Given text
* * * * * * * * *

Uruguay has good internet service and many "ciber posts" in case you absolutely have to travel with your laptop while on vacation.

* * * * * * * * *

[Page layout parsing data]
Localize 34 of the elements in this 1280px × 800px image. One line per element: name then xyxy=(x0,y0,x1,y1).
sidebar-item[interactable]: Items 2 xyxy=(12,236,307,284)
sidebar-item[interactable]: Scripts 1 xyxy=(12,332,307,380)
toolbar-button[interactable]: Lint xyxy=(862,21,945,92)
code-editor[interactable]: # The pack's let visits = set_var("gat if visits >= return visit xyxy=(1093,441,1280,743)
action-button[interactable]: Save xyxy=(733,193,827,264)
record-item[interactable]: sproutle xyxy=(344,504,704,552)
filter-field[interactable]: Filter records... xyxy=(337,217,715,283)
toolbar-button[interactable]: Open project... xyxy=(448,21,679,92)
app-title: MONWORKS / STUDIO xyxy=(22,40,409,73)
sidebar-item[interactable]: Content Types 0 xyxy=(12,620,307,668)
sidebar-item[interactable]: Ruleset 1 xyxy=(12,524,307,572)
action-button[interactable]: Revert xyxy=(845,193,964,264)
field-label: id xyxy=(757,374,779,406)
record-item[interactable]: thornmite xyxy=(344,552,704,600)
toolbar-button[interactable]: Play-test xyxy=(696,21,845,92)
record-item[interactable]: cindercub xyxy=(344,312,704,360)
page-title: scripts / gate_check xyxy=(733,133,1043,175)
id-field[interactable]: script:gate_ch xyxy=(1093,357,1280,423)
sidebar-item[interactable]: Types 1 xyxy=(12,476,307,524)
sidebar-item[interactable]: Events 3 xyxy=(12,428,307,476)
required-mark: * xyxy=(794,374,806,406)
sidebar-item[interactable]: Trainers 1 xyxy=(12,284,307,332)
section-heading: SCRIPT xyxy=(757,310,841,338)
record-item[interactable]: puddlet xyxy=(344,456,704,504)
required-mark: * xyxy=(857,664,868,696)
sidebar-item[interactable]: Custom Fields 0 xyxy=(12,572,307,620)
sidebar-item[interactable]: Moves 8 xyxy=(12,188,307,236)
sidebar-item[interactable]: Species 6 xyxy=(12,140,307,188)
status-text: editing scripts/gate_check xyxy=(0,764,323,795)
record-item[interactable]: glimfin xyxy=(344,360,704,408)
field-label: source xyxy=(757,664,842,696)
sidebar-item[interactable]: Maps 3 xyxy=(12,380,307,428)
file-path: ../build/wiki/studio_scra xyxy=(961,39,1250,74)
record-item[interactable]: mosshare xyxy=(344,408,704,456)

* * * * * * * * *

Requirement 1
Answer these questions from the text on Uruguay's internet:
(a) How is Uruguay's internet service described?
(b) What does Uruguay have many of?
Requirement 2
Sum up the text on Uruguay's internet in one sentence.
The rows aren't needed for anything here.

Solution 1
(a) It is described as good.
(b) It has many "ciber posts."

Solution 2
Uruguay has good internet service and many "ciber posts" for travelers who have to bring a laptop on vacation.